Wherever the string "Toyotabilar" appears in the listing, copy that line.

### [Information given]

------------------------------------

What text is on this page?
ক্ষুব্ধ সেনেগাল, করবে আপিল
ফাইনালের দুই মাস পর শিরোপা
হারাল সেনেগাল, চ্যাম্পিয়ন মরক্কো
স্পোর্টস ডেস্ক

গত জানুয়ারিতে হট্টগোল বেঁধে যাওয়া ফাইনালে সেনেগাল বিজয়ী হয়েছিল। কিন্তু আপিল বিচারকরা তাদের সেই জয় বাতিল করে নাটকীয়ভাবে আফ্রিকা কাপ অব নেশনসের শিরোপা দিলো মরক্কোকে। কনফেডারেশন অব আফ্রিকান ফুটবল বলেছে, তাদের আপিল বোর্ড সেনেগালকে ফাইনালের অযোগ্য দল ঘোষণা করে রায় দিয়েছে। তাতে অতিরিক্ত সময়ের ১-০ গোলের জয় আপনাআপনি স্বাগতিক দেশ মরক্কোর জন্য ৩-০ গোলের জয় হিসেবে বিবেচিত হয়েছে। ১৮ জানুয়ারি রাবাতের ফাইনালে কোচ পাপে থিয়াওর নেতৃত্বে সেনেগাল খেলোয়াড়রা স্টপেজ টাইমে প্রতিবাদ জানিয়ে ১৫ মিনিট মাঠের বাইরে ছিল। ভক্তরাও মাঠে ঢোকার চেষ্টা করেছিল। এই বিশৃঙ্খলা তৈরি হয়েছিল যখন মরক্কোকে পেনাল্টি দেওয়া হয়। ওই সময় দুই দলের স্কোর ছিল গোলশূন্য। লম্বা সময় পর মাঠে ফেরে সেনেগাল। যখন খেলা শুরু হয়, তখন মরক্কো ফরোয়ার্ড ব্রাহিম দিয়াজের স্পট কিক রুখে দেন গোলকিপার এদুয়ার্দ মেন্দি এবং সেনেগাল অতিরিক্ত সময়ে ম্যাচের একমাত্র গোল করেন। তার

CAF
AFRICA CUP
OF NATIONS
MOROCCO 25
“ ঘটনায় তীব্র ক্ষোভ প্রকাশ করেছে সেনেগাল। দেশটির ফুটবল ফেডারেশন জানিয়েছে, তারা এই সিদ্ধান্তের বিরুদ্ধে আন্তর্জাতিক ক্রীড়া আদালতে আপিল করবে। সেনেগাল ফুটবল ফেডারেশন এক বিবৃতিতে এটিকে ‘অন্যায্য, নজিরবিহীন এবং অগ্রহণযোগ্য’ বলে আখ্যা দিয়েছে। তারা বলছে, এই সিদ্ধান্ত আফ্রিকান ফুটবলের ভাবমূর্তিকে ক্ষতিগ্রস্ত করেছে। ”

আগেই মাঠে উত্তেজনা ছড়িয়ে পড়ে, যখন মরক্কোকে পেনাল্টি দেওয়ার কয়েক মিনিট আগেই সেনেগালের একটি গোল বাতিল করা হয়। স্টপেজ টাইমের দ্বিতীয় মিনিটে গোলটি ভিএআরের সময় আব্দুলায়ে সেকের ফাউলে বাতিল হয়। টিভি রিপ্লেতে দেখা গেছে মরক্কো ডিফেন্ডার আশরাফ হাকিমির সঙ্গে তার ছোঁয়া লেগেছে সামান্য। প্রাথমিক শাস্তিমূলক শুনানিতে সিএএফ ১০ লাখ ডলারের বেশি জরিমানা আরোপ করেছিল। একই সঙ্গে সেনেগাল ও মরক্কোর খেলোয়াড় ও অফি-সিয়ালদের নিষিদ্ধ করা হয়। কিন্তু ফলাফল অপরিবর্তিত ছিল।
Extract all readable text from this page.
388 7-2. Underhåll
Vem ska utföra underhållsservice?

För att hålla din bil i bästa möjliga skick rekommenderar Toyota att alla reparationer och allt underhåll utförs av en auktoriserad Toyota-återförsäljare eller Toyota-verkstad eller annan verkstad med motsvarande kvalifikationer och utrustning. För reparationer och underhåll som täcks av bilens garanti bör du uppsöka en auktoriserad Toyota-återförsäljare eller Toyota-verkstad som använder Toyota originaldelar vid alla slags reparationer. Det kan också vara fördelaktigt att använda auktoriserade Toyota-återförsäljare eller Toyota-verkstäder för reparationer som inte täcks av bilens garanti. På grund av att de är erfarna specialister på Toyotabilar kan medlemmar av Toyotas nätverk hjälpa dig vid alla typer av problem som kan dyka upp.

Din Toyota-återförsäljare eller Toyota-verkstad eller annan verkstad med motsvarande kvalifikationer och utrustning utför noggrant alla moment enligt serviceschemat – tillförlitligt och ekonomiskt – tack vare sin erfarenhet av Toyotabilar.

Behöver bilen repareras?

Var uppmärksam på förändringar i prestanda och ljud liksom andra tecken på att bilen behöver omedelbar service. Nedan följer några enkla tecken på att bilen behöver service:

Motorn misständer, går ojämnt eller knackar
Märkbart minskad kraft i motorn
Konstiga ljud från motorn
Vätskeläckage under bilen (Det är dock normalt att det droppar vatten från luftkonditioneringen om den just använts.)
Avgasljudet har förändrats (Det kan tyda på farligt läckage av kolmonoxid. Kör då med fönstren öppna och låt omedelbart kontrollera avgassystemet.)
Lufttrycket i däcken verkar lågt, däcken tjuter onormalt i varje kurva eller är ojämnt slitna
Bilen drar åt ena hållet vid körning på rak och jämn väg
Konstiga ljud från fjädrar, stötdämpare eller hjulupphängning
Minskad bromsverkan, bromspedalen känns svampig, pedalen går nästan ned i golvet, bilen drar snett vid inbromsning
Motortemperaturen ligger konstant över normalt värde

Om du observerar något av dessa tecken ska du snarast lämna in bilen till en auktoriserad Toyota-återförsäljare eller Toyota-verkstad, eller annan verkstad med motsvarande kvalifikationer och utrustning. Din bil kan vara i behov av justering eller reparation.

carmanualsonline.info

------------------------------------

### [Problem solution]
För att hålla din bil i bästa möjliga skick rekommenderar Toyota att alla reparationer och allt underhåll utförs av en auktoriserad Toyota-återförsäljare eller Toyota-verkstad eller annan verkstad med motsvarande kvalifikationer och utrustning. För reparationer och underhåll som täcks av bilens garanti bör du uppsöka en auktoriserad Toyota-återförsäljare eller Toyota-verkstad som använder Toyota originaldelar vid alla slags reparationer. Det kan också vara fördelaktigt att använda auktoriserade Toyota-återförsäljare eller Toyota-verkstäder för reparationer som inte täcks av bilens garanti. På grund av att de är erfarna specialister på Toyotabilar kan medlemmar av Toyotas nätverk hjälpa dig vid alla typer av problem som kan dyka upp.
Din Toyota-återförsäljare eller Toyota-verkstad eller annan verkstad med motsvarande kvalifikationer och utrustning utför noggrant alla moment enligt serviceschemat – tillförlitligt och ekonomiskt – tack vare sin erfarenhet av Toyotabilar.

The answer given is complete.